• [Requirement]
Go through the records and show each line where the word "NIEPEŁNOSPRAWNYCH" occurs.

───── Working data ─────

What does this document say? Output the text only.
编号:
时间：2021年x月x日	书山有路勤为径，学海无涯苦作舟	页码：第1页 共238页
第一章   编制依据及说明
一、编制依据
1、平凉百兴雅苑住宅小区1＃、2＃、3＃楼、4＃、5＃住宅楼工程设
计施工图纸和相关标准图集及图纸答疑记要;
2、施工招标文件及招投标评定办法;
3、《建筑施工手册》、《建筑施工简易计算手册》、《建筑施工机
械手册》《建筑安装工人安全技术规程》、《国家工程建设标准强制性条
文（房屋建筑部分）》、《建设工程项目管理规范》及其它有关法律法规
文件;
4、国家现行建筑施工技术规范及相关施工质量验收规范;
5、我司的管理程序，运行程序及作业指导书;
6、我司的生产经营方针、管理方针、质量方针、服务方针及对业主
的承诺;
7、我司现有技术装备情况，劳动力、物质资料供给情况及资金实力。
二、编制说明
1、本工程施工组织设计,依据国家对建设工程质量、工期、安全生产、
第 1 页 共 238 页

─────
───── Working data ─────

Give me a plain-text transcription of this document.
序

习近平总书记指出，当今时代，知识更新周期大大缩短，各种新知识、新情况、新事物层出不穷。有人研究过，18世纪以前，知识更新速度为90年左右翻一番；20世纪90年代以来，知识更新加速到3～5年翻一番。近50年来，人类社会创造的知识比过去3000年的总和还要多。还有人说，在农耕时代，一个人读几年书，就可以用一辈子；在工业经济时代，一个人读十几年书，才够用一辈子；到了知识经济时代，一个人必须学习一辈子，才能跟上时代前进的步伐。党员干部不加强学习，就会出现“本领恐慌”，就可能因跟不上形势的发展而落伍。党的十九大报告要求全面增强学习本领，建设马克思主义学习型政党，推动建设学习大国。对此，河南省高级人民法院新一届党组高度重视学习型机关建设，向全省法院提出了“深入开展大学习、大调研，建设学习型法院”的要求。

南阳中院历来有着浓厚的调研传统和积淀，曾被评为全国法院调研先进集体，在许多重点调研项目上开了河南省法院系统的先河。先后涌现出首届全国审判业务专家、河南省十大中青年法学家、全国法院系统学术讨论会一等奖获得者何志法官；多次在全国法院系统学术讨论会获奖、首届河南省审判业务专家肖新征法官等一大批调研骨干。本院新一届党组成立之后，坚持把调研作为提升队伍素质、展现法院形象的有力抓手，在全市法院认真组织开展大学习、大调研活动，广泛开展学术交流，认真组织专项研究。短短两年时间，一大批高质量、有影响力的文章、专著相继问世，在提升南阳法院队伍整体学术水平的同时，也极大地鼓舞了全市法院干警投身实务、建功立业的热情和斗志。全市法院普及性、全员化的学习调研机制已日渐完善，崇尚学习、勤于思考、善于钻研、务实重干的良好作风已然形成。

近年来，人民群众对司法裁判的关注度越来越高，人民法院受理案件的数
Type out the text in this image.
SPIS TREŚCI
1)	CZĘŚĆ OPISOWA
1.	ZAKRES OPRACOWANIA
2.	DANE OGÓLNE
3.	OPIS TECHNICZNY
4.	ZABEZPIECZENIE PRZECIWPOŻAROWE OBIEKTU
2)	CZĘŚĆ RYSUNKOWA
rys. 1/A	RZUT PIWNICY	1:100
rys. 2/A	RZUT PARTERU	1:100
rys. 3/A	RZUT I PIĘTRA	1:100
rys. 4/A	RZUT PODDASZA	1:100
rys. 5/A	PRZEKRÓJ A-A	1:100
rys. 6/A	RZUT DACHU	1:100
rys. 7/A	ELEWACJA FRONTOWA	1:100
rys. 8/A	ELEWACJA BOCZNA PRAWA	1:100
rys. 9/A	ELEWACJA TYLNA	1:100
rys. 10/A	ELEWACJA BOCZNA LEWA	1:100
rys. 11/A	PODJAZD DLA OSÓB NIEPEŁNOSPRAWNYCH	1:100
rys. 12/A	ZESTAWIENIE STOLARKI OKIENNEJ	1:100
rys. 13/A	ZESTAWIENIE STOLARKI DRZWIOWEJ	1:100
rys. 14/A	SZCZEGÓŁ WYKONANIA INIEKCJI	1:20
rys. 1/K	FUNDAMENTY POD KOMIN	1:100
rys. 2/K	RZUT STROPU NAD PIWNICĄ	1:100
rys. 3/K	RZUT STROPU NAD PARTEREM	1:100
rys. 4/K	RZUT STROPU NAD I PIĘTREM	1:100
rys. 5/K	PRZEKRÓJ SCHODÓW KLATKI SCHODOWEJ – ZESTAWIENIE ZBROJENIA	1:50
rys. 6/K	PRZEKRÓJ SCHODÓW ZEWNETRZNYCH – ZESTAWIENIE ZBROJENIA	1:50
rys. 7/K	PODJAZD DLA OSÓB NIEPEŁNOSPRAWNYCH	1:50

─────

• [Final result]
rys. 11/A	PODJAZD DLA OSÓB NIEPEŁNOSPRAWNYCH	1:100
rys. 7/K	PODJAZD DLA OSÓB NIEPEŁNOSPRAWNYCH	1:50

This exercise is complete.